Your goal. Return each entry exactly, omitting nothing.

Data to process.
※

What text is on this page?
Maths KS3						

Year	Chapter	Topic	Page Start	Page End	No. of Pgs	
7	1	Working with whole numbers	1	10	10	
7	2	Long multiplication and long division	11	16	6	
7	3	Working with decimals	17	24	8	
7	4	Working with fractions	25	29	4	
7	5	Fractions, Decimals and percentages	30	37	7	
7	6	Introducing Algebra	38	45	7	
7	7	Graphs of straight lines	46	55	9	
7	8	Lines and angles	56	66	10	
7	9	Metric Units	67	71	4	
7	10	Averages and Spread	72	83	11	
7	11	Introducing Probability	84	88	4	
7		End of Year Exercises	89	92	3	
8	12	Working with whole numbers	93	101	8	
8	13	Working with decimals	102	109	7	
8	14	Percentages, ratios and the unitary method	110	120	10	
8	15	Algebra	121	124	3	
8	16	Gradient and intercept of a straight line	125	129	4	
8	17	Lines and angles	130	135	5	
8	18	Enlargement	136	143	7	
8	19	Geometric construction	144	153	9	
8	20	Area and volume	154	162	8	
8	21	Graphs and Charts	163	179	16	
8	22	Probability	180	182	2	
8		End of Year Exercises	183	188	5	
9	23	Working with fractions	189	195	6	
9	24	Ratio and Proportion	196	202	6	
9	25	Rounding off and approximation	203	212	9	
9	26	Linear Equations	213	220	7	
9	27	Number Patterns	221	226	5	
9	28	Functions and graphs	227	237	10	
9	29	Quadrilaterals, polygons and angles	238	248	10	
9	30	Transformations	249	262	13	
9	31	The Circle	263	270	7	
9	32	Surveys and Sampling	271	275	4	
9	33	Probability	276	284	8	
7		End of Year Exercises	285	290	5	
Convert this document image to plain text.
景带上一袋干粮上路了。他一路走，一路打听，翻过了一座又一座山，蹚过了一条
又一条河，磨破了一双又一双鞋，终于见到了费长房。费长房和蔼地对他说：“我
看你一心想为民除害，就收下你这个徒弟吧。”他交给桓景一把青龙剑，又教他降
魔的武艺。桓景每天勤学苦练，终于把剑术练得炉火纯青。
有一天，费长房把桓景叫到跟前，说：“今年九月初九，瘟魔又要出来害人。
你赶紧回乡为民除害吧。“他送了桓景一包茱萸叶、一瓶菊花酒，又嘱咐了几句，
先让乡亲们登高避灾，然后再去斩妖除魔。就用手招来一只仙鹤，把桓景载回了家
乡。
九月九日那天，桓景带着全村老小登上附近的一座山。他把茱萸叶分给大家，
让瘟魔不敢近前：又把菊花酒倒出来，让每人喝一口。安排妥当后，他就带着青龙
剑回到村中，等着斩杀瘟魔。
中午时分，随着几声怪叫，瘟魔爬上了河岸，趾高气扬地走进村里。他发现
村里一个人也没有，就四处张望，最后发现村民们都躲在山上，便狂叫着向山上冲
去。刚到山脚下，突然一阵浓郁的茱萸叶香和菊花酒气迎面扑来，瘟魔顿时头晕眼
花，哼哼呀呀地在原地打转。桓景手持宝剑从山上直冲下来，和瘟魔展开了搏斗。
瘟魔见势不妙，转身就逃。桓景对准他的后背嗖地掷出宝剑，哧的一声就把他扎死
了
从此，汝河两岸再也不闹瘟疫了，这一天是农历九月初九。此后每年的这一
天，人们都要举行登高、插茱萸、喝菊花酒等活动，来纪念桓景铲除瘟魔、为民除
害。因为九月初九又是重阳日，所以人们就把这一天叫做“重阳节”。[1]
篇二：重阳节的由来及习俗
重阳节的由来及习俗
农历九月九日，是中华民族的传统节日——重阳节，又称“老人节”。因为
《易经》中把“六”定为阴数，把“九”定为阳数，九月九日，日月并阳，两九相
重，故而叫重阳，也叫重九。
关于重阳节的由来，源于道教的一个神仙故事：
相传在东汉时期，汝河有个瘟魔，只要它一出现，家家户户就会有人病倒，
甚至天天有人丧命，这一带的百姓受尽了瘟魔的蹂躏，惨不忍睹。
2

※

Final answer.
What text is on this page?
Maths KS3						

Year	Chapter	Topic	Page Start	Page End	No. of Pgs	
7	1	Working with whole numbers	1	10	10	
7	2	Long multiplication and long division	11	16	6	
7	3	Working with decimals	17	24	8	
7	4	Working with fractions	25	29	4	
7	5	Fractions, Decimals and percentages	30	37	7	
7	6	Introducing Algebra	38	45	7	
7	7	Graphs of straight lines	46	55	9	
7	8	Lines and angles	56	66	10	
7	9	Metric Units	67	71	4	
7	10	Averages and Spread	72	83	11	
7	11	Introducing Probability	84	88	4	
7		End of Year Exercises	89	92	3	
8	12	Working with whole numbers	93	101	8	
8	13	Working with decimals	102	109	7	
8	14	Percentages, ratios and the unitary method	110	120	10	
8	15	Algebra	121	124	3	
8	16	Gradient and intercept of a straight line	125	129	4	
8	17	Lines and angles	130	135	5	
8	18	Enlargement	136	143	7	
8	19	Geometric construction	144	153	9	
8	20	Area and volume	154	162	8	
8	21	Graphs and Charts	163	179	16	
8	22	Probability	180	182	2	
8		End of Year Exercises	183	188	5	
9	23	Working with fractions	189	195	6	
9	24	Ratio and Proportion	196	202	6	
9	25	Rounding off and approximation	203	212	9	
9	26	Linear Equations	213	220	7	
9	27	Number Patterns	221	226	5	
9	28	Functions and graphs	227	237	10	
9	29	Quadrilaterals, polygons and angles	238	248	10	
9	30	Transformations	249	262	13	
9	31	The Circle	263	270	7	
9	32	Surveys and Sampling	271	275	4	
9	33	Probability	276	284	8	
7		End of Year Exercises	285	290	5	
Convert this document image to plain text.
景带上一袋干粮上路了。他一路走，一路打听，翻过了一座又一座山，蹚过了一条
又一条河，磨破了一双又一双鞋，终于见到了费长房。费长房和蔼地对他说：“我
看你一心想为民除害，就收下你这个徒弟吧。”他交给桓景一把青龙剑，又教他降
魔的武艺。桓景每天勤学苦练，终于把剑术练得炉火纯青。
有一天，费长房把桓景叫到跟前，说：“今年九月初九，瘟魔又要出来害人。
你赶紧回乡为民除害吧。“他送了桓景一包茱萸叶、一瓶菊花酒，又嘱咐了几句，
先让乡亲们登高避灾，然后再去斩妖除魔。就用手招来一只仙鹤，把桓景载回了家
乡。
九月九日那天，桓景带着全村老小登上附近的一座山。他把茱萸叶分给大家，
让瘟魔不敢近前：又把菊花酒倒出来，让每人喝一口。安排妥当后，他就带着青龙
剑回到村中，等着斩杀瘟魔。
中午时分，随着几声怪叫，瘟魔爬上了河岸，趾高气扬地走进村里。他发现
村里一个人也没有，就四处张望，最后发现村民们都躲在山上，便狂叫着向山上冲
去。刚到山脚下，突然一阵浓郁的茱萸叶香和菊花酒气迎面扑来，瘟魔顿时头晕眼
花，哼哼呀呀地在原地打转。桓景手持宝剑从山上直冲下来，和瘟魔展开了搏斗。
瘟魔见势不妙，转身就逃。桓景对准他的后背嗖地掷出宝剑，哧的一声就把他扎死
了
从此，汝河两岸再也不闹瘟疫了，这一天是农历九月初九。此后每年的这一
天，人们都要举行登高、插茱萸、喝菊花酒等活动，来纪念桓景铲除瘟魔、为民除
害。因为九月初九又是重阳日，所以人们就把这一天叫做“重阳节”。[1]
篇二：重阳节的由来及习俗
重阳节的由来及习俗
农历九月九日，是中华民族的传统节日——重阳节，又称“老人节”。因为
《易经》中把“六”定为阴数，把“九”定为阳数，九月九日，日月并阳，两九相
重，故而叫重阳，也叫重九。
关于重阳节的由来，源于道教的一个神仙故事：
相传在东汉时期，汝河有个瘟魔，只要它一出现，家家户户就会有人病倒，
甚至天天有人丧命，这一带的百姓受尽了瘟魔的蹂躏，惨不忍睹。
2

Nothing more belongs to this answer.